* DATA LINES *
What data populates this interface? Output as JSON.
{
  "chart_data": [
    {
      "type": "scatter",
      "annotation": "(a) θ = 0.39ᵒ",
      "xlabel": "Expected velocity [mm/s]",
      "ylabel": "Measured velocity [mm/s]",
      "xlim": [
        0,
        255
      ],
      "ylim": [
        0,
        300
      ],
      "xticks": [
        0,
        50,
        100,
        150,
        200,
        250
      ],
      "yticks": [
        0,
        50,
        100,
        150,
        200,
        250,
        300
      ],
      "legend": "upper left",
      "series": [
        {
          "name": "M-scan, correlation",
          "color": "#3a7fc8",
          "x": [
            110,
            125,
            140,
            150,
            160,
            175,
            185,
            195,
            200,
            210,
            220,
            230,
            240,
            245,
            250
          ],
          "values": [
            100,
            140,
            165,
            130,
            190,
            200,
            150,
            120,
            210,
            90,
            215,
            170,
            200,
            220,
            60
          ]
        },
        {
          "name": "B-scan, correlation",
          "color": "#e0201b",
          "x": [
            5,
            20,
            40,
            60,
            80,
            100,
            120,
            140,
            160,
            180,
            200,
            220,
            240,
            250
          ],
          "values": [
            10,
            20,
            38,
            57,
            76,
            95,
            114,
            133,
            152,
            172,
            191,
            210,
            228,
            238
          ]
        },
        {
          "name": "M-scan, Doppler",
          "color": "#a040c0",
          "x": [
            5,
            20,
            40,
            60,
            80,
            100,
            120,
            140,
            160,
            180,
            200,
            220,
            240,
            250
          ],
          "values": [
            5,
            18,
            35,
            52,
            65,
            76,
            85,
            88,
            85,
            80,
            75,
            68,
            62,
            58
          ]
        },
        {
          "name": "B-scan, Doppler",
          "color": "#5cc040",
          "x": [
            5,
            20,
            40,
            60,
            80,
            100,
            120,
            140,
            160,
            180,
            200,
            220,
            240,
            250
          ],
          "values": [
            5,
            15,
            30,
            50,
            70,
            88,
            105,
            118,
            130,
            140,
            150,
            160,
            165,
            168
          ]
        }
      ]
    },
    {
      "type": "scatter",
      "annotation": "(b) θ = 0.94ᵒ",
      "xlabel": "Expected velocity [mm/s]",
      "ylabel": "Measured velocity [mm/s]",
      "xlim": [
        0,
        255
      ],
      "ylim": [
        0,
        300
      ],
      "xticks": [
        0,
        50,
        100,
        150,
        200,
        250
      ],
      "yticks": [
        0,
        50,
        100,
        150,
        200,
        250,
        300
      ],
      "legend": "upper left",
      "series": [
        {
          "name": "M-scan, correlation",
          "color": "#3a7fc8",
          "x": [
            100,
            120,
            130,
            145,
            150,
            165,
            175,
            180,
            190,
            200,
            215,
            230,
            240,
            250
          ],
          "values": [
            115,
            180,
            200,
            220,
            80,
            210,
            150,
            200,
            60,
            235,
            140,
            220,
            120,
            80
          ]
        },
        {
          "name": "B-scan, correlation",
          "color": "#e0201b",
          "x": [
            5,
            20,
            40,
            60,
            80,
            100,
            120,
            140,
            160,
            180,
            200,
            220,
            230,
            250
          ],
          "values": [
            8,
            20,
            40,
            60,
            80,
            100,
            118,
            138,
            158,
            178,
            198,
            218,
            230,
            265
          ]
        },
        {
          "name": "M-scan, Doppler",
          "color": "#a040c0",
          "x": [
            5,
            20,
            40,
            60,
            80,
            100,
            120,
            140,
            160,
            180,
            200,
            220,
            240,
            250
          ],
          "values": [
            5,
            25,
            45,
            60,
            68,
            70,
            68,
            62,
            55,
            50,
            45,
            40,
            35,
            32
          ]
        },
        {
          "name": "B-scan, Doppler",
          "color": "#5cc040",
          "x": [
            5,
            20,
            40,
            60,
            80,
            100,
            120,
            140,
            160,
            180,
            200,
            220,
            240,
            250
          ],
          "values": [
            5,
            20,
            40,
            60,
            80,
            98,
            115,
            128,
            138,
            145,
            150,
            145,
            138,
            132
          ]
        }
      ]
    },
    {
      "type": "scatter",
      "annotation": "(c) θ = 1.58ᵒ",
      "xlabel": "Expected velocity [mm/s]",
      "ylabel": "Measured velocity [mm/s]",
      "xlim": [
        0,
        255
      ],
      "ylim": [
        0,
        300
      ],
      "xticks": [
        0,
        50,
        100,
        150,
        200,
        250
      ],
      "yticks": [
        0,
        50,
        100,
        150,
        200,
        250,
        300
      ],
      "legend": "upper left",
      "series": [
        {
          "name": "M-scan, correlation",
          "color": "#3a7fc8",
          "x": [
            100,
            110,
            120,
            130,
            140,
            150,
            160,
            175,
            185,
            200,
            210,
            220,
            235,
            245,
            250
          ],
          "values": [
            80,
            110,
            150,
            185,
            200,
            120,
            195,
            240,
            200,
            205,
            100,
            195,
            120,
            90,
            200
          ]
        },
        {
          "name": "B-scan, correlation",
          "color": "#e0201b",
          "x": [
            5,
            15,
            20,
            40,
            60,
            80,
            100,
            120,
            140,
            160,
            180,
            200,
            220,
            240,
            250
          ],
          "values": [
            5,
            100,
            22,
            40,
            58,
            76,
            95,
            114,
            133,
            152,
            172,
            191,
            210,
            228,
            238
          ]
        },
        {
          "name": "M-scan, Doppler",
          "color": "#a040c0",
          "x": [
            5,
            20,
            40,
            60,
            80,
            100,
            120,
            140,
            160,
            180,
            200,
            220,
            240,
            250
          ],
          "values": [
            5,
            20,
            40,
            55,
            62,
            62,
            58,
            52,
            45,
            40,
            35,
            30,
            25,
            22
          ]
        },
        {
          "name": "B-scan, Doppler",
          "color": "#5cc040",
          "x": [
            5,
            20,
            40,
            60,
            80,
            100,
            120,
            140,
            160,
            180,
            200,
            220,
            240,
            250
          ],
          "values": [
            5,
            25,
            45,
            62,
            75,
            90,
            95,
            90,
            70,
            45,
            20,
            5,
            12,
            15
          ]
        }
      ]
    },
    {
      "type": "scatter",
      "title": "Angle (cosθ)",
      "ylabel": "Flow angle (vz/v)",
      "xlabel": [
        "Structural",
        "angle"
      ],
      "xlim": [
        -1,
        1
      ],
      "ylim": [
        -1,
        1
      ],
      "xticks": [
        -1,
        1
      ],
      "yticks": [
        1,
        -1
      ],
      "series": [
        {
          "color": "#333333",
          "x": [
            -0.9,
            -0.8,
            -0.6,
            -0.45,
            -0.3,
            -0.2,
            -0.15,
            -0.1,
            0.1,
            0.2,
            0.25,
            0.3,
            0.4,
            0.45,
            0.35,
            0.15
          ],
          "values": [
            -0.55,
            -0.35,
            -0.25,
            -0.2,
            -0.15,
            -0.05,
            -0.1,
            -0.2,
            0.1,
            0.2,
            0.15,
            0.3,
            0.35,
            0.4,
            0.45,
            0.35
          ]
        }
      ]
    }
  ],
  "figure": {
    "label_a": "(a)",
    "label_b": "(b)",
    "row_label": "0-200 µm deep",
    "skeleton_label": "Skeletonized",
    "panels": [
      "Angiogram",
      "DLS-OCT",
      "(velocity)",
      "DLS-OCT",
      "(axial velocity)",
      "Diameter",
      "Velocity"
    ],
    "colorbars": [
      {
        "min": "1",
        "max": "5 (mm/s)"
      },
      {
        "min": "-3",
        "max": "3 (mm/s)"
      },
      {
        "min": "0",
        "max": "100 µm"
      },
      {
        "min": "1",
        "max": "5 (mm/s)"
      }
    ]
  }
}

* TASK GOAL *
Write out every record shown above, word for word.

* RESPONSE *
What data populates this interface? Output as JSON.
{
  "chart_data": [
    {
      "type": "scatter",
      "annotation": "(a) θ = 0.39ᵒ",
      "xlabel": "Expected velocity [mm/s]",
      "ylabel": "Measured velocity [mm/s]",
      "xlim": [
        0,
        255
      ],
      "ylim": [
        0,
        300
      ],
      "xticks": [
        0,
        50,
        100,
        150,
        200,
        250
      ],
      "yticks": [
        0,
        50,
        100,
        150,
        200,
        250,
        300
      ],
      "legend": "upper left",
      "series": [
        {
          "name": "M-scan, correlation",
          "color": "#3a7fc8",
          "x": [
            110,
            125,
            140,
            150,
            160,
            175,
            185,
            195,
            200,
            210,
            220,
            230,
            240,
            245,
            250
          ],
          "values": [
            100,
            140,
            165,
            130,
            190,
            200,
            150,
            120,
            210,
            90,
            215,
            170,
            200,
            220,
            60
          ]
        },
        {
          "name": "B-scan, correlation",
          "color": "#e0201b",
          "x": [
            5,
            20,
            40,
            60,
            80,
            100,
            120,
            140,
            160,
            180,
            200,
            220,
            240,
            250
          ],
          "values": [
            10,
            20,
            38,
            57,
            76,
            95,
            114,
            133,
            152,
            172,
            191,
            210,
            228,
            238
          ]
        },
        {
          "name": "M-scan, Doppler",
          "color": "#a040c0",
          "x": [
            5,
            20,
            40,
            60,
            80,
            100,
            120,
            140,
            160,
            180,
            200,
            220,
            240,
            250
          ],
          "values": [
            5,
            18,
            35,
            52,
            65,
            76,
            85,
            88,
            85,
            80,
            75,
            68,
            62,
            58
          ]
        },
        {
          "name": "B-scan, Doppler",
          "color": "#5cc040",
          "x": [
            5,
            20,
            40,
            60,
            80,
            100,
            120,
            140,
            160,
            180,
            200,
            220,
            240,
            250
          ],
          "values": [
            5,
            15,
            30,
            50,
            70,
            88,
            105,
            118,
            130,
            140,
            150,
            160,
            165,
            168
          ]
        }
      ]
    },
    {
      "type": "scatter",
      "annotation": "(b) θ = 0.94ᵒ",
      "xlabel": "Expected velocity [mm/s]",
      "ylabel": "Measured velocity [mm/s]",
      "xlim": [
        0,
        255
      ],
      "ylim": [
        0,
        300
      ],
      "xticks": [
        0,
        50,
        100,
        150,
        200,
        250
      ],
      "yticks": [
        0,
        50,
        100,
        150,
        200,
        250,
        300
      ],
      "legend": "upper left",
      "series": [
        {
          "name": "M-scan, correlation",
          "color": "#3a7fc8",
          "x": [
            100,
            120,
            130,
            145,
            150,
            165,
            175,
            180,
            190,
            200,
            215,
            230,
            240,
            250
          ],
          "values": [
            115,
            180,
            200,
            220,
            80,
            210,
            150,
            200,
            60,
            235,
            140,
            220,
            120,
            80
          ]
        },
        {
          "name": "B-scan, correlation",
          "color": "#e0201b",
          "x": [
            5,
            20,
            40,
            60,
            80,
            100,
            120,
            140,
            160,
            180,
            200,
            220,
            230,
            250
          ],
          "values": [
            8,
            20,
            40,
            60,
            80,
            100,
            118,
            138,
            158,
            178,
            198,
            218,
            230,
            265
          ]
        },
        {
          "name": "M-scan, Doppler",
          "color": "#a040c0",
          "x": [
            5,
            20,
            40,
            60,
            80,
            100,
            120,
            140,
            160,
            180,
            200,
            220,
            240,
            250
          ],
          "values": [
            5,
            25,
            45,
            60,
            68,
            70,
            68,
            62,
            55,
            50,
            45,
            40,
            35,
            32
          ]
        },
        {
          "name": "B-scan, Doppler",
          "color": "#5cc040",
          "x": [
            5,
            20,
            40,
            60,
            80,
            100,
            120,
            140,
            160,
            180,
            200,
            220,
            240,
            250
          ],
          "values": [
            5,
            20,
            40,
            60,
            80,
            98,
            115,
            128,
            138,
            145,
            150,
            145,
            138,
            132
          ]
        }
      ]
    },
    {
      "type": "scatter",
      "annotation": "(c) θ = 1.58ᵒ",
      "xlabel": "Expected velocity [mm/s]",
      "ylabel": "Measured velocity [mm/s]",
      "xlim": [
        0,
        255
      ],
      "ylim": [
        0,
        300
      ],
      "xticks": [
        0,
        50,
        100,
        150,
        200,
        250
      ],
      "yticks": [
        0,
        50,
        100,
        150,
        200,
        250,
        300
      ],
      "legend": "upper left",
      "series": [
        {
          "name": "M-scan, correlation",
          "color": "#3a7fc8",
          "x": [
            100,
            110,
            120,
            130,
            140,
            150,
            160,
            175,
            185,
            200,
            210,
            220,
            235,
            245,
            250
          ],
          "values": [
            80,
            110,
            150,
            185,
            200,
            120,
            195,
            240,
            200,
            205,
            100,
            195,
            120,
            90,
            200
          ]
        },
        {
          "name": "B-scan, correlation",
          "color": "#e0201b",
          "x": [
            5,
            15,
            20,
            40,
            60,
            80,
            100,
            120,
            140,
            160,
            180,
            200,
            220,
            240,
            250
          ],
          "values": [
            5,
            100,
            22,
            40,
            58,
            76,
            95,
            114,
            133,
            152,
            172,
            191,
            210,
            228,
            238
          ]
        },
        {
          "name": "M-scan, Doppler",
          "color": "#a040c0",
          "x": [
            5,
            20,
            40,
            60,
            80,
            100,
            120,
            140,
            160,
            180,
            200,
            220,
            240,
            250
          ],
          "values": [
            5,
            20,
            40,
            55,
            62,
            62,
            58,
            52,
            45,
            40,
            35,
            30,
            25,
            22
          ]
        },
        {
          "name": "B-scan, Doppler",
          "color": "#5cc040",
          "x": [
            5,
            20,
            40,
            60,
            80,
            100,
            120,
            140,
            160,
            180,
            200,
            220,
            240,
            250
          ],
          "values": [
            5,
            25,
            45,
            62,
            75,
            90,
            95,
            90,
            70,
            45,
            20,
            5,
            12,
            15
          ]
        }
      ]
    },
    {
      "type": "scatter",
      "title": "Angle (cosθ)",
      "ylabel": "Flow angle (vz/v)",
      "xlabel": [
        "Structural",
        "angle"
      ],
      "xlim": [
        -1,
        1
      ],
      "ylim": [
        -1,
        1
      ],
      "xticks": [
        -1,
        1
      ],
      "yticks": [
        1,
        -1
      ],
      "series": [
        {
          "color": "#333333",
          "x": [
            -0.9,
            -0.8,
            -0.6,
            -0.45,
            -0.3,
            -0.2,
            -0.15,
            -0.1,
            0.1,
            0.2,
            0.25,
            0.3,
            0.4,
            0.45,
            0.35,
            0.15
          ],
          "values": [
            -0.55,
            -0.35,
            -0.25,
            -0.2,
            -0.15,
            -0.05,
            -0.1,
            -0.2,
            0.1,
            0.2,
            0.15,
            0.3,
            0.35,
            0.4,
            0.45,
            0.35
          ]
        }
      ]
    }
  ],
  "figure": {
    "label_a": "(a)",
    "label_b": "(b)",
    "row_label": "0-200 µm deep",
    "skeleton_label": "Skeletonized",
    "panels": [
      "Angiogram",
      "DLS-OCT",
      "(velocity)",
      "DLS-OCT",
      "(axial velocity)",
      "Diameter",
      "Velocity"
    ],
    "colorbars": [
      {
        "min": "1",
        "max": "5 (mm/s)"
      },
      {
        "min": "-3",
        "max": "3 (mm/s)"
      },
      {
        "min": "0",
        "max": "100 µm"
      },
      {
        "min": "1",
        "max": "5 (mm/s)"
      }
    ]
  }
}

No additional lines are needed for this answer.